## [THE PROBLEM]
Take each line containing the word "session" and copy it.

## [TASK INPUTS]
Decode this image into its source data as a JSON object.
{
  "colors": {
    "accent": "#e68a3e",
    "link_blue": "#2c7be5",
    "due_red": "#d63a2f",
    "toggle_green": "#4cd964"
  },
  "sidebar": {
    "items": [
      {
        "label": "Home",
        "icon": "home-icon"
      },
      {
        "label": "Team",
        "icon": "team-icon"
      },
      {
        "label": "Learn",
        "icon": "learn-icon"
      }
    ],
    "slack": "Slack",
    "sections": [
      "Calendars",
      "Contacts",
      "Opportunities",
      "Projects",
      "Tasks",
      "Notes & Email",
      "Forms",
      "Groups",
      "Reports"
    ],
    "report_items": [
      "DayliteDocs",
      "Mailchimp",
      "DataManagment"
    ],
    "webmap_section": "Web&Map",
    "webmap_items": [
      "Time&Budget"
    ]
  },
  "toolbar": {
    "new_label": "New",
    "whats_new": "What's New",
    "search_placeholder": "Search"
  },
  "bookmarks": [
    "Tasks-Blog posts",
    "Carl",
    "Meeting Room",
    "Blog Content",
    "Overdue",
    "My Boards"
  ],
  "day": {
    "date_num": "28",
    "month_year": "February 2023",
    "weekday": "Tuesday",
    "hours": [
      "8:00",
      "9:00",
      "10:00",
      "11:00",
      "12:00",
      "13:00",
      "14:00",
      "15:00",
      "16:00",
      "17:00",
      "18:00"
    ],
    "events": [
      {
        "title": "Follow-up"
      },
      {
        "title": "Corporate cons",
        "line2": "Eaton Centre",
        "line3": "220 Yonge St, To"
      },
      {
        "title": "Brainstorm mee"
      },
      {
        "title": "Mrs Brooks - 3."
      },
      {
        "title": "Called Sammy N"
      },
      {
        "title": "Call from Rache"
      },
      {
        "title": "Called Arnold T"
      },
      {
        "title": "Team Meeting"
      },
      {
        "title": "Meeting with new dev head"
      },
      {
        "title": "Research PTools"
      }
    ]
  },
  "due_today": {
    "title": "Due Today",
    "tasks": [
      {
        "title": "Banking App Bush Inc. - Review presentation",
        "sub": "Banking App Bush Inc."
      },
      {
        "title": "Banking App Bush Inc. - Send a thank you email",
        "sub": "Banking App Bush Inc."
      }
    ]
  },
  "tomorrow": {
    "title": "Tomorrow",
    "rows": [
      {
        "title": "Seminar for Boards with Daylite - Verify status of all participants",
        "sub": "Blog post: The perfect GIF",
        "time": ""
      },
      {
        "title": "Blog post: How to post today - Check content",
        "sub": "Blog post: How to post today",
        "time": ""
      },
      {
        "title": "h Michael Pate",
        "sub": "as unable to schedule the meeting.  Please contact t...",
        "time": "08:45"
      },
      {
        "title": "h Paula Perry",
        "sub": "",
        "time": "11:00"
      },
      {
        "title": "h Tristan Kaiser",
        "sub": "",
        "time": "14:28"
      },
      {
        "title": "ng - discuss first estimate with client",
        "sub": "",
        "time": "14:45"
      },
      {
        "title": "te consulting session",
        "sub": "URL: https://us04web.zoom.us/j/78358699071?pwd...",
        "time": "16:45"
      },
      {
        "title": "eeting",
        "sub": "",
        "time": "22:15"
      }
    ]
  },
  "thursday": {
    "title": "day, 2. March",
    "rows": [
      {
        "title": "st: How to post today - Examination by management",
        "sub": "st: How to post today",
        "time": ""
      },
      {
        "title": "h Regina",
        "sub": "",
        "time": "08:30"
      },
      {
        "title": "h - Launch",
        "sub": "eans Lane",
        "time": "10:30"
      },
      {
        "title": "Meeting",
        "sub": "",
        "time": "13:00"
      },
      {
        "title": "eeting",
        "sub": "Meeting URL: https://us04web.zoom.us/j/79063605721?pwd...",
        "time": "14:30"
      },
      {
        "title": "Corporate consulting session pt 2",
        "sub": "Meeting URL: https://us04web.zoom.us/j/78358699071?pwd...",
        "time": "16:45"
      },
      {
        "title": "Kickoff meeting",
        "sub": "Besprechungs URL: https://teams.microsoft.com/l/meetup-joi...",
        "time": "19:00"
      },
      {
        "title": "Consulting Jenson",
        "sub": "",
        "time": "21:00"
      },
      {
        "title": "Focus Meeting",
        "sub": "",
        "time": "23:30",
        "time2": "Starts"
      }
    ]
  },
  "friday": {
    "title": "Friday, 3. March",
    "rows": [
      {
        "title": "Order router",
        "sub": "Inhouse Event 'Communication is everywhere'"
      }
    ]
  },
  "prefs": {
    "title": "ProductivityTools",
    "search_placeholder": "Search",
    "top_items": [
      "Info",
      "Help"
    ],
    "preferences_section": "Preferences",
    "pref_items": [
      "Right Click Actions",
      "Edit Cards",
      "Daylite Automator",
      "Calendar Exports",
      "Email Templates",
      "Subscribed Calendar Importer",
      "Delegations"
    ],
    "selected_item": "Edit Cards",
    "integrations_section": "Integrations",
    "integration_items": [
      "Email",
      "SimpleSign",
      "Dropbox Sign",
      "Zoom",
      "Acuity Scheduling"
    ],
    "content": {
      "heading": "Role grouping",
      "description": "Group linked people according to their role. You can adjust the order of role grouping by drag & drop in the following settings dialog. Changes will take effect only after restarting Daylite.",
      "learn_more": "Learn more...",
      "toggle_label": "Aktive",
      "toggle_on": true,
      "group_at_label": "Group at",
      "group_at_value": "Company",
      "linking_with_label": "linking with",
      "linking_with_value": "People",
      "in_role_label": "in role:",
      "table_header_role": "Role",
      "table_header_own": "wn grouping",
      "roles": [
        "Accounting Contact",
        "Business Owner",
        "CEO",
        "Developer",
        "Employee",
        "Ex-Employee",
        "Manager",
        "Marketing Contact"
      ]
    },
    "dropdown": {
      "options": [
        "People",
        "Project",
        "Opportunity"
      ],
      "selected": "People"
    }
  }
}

## [REPLY]
        "title": "te consulting session",
        "title": "Corporate consulting session pt 2",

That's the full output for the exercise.